Data records
————
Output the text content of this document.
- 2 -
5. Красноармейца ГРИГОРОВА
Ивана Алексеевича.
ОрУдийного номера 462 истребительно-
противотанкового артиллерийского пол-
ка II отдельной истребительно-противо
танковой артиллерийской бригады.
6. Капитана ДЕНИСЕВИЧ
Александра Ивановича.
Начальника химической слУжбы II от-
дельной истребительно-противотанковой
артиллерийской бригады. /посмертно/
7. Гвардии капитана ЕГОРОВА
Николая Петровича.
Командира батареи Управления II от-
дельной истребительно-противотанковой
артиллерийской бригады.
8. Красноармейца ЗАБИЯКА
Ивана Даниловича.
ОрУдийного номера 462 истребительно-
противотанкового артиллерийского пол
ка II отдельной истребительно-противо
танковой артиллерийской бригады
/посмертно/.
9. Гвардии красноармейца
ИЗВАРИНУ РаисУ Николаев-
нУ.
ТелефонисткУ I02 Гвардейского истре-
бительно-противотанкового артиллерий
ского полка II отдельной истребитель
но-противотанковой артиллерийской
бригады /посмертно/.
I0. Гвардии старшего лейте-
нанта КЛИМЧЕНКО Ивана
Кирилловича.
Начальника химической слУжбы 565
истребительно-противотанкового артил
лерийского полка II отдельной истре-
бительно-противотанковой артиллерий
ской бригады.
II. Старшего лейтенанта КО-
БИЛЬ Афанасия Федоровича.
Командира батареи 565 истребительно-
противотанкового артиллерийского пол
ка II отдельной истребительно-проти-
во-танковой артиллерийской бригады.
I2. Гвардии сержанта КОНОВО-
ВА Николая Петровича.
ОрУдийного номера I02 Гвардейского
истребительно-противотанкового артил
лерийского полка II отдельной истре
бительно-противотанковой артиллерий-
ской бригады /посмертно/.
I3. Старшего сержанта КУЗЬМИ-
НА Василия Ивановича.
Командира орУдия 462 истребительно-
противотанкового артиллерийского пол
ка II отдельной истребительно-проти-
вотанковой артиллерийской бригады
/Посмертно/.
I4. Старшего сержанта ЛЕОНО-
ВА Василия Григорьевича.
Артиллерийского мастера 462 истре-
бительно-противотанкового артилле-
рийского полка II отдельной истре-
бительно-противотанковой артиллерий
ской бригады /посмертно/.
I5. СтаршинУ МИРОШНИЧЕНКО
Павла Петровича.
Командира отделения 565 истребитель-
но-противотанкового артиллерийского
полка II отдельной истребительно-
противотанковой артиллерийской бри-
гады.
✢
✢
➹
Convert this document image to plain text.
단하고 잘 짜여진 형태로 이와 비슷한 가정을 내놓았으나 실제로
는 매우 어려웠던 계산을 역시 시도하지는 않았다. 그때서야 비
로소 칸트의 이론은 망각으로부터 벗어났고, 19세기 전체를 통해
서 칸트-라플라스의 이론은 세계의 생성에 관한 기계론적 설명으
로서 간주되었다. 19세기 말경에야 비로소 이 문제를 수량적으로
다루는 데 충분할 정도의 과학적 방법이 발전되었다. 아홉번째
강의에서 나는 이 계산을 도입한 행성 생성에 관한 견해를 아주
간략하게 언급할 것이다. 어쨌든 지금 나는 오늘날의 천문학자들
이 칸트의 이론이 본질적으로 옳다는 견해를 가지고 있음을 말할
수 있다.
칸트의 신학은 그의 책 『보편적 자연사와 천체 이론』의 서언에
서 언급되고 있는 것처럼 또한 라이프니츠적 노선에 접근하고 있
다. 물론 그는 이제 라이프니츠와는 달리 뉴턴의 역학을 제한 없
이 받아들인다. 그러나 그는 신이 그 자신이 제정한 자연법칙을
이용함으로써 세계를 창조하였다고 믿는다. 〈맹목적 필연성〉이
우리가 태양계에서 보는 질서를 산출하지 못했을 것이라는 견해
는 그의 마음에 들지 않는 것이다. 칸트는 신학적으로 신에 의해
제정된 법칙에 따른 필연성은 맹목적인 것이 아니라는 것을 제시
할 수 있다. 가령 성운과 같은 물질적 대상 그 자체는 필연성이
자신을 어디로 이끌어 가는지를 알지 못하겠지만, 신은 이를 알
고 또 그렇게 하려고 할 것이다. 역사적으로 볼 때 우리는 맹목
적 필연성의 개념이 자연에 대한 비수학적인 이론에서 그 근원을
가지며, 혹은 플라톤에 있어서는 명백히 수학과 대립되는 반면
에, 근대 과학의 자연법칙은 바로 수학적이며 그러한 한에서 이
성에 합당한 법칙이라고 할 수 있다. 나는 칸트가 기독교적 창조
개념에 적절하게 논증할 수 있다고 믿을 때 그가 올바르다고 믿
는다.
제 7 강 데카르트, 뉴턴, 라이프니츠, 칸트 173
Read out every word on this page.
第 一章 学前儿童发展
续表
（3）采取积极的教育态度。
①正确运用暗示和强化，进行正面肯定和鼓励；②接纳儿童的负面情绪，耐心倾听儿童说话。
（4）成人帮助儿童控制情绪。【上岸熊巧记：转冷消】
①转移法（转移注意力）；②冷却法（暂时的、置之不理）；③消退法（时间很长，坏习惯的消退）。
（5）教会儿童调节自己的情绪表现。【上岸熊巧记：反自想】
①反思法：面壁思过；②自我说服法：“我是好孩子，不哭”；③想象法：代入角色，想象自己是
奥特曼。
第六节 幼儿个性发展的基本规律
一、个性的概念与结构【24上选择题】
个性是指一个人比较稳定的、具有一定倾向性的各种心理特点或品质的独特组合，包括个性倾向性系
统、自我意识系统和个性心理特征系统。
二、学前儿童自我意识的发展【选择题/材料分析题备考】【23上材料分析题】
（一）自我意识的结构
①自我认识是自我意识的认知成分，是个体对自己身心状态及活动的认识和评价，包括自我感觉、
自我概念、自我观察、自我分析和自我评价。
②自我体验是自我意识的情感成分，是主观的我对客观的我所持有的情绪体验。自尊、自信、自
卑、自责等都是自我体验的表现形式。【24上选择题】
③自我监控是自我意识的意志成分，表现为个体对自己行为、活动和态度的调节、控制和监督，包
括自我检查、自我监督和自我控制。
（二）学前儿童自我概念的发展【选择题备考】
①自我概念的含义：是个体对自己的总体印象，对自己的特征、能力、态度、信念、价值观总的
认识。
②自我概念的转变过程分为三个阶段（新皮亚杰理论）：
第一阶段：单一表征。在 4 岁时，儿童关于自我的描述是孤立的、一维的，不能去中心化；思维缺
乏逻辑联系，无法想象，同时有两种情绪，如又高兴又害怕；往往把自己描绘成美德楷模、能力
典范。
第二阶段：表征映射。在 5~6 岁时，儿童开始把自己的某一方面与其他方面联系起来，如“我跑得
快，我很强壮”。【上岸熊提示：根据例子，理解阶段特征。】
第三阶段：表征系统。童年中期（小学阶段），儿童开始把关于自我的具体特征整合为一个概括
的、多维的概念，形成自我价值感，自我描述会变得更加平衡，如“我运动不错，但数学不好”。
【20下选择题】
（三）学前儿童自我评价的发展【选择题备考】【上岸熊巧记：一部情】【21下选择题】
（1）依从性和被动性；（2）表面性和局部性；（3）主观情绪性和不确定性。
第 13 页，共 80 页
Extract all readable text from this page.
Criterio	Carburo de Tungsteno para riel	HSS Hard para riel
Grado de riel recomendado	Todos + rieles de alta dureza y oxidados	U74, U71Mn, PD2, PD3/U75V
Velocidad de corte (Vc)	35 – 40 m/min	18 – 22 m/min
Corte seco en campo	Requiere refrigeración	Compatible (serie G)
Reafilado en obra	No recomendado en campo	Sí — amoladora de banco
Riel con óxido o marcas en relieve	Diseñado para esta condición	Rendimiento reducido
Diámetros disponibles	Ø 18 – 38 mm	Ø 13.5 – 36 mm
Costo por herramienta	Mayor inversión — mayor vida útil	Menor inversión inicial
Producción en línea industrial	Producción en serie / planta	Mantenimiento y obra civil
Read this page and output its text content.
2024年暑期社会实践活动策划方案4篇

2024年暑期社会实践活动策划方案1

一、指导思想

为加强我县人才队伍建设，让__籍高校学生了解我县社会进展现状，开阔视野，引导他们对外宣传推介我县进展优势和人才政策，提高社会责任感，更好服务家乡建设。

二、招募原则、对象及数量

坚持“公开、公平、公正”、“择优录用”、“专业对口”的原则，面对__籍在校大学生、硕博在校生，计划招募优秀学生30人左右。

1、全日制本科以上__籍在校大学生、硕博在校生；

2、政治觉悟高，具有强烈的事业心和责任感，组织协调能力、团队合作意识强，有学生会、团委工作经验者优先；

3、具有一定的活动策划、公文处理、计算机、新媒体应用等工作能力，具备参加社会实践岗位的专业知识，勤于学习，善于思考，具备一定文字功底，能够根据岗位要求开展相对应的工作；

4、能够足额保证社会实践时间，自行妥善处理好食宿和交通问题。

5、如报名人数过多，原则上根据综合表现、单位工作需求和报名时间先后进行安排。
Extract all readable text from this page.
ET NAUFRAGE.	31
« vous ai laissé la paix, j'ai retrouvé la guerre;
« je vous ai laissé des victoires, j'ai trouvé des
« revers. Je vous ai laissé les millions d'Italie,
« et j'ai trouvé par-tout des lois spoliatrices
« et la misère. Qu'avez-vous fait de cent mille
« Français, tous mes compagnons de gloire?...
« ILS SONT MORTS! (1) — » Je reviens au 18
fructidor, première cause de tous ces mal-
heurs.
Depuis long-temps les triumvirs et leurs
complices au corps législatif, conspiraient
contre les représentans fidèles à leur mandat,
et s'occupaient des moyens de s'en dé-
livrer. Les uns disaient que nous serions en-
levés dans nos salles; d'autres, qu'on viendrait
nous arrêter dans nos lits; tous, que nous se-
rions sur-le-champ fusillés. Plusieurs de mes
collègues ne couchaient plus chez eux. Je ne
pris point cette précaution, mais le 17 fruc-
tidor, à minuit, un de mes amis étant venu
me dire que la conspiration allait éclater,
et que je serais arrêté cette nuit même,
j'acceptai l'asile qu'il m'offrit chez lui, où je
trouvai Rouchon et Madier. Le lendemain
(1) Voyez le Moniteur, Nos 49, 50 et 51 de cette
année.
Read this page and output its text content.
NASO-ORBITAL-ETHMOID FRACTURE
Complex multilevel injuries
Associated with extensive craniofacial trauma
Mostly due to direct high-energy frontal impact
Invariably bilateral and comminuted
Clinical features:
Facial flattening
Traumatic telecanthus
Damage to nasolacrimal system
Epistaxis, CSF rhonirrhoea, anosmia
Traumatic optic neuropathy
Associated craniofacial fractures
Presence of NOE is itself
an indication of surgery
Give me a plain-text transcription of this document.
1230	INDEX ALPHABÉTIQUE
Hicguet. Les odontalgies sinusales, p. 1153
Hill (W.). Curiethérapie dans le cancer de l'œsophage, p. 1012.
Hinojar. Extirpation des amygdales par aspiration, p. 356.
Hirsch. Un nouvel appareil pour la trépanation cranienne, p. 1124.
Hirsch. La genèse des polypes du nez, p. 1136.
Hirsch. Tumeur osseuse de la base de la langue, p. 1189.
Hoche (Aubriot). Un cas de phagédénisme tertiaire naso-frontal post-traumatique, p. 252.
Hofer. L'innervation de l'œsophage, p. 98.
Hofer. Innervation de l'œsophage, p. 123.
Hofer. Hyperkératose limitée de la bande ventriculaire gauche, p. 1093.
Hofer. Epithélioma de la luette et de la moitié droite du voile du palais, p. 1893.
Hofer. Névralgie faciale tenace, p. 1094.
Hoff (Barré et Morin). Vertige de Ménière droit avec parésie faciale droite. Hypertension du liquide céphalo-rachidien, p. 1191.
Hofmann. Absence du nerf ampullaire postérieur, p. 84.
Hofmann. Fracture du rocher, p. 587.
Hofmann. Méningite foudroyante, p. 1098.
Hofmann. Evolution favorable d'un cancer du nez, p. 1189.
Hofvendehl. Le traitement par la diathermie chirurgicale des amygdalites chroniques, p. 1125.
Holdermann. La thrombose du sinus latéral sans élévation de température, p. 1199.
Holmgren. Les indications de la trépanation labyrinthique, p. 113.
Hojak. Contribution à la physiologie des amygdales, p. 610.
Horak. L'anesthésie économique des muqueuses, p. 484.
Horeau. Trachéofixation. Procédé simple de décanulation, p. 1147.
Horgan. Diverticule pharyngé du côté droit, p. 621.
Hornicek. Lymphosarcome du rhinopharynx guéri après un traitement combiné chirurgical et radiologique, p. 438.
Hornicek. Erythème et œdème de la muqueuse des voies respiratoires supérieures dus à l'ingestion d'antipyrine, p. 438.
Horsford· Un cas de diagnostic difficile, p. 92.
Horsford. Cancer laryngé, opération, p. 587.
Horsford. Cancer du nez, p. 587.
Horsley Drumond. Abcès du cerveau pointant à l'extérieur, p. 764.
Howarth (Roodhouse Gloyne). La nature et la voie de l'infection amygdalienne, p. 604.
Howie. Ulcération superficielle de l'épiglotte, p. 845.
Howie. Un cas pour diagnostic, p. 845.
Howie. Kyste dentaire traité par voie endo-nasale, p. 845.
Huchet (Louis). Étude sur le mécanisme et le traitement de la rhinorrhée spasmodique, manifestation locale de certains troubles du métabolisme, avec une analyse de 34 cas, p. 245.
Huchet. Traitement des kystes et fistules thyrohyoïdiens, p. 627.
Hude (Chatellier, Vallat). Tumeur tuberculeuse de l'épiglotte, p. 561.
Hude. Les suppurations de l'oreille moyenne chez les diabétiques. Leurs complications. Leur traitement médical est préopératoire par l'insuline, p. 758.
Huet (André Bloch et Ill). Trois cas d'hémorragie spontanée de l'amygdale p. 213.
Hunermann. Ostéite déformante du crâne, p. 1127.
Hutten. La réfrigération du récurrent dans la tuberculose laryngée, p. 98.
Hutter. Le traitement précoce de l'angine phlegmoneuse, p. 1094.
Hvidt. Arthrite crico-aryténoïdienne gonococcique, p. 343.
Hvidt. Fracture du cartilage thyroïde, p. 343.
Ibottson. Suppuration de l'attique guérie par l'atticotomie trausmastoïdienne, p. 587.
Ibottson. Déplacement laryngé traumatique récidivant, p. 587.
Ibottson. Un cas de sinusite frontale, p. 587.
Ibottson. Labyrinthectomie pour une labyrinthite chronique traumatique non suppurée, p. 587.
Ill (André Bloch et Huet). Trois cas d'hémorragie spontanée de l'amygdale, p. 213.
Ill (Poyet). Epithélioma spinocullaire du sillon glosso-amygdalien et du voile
————
● **JOB**:
Filter the data for the string "полка" and copy every line that has it.

● **COMPLETED TASK**:
ского полка II отдельной истребитель
лерийского полка II отдельной истре-
лерийского полка II отдельной истре
рийского полка II отдельной истре-
полка II отдельной истребительно-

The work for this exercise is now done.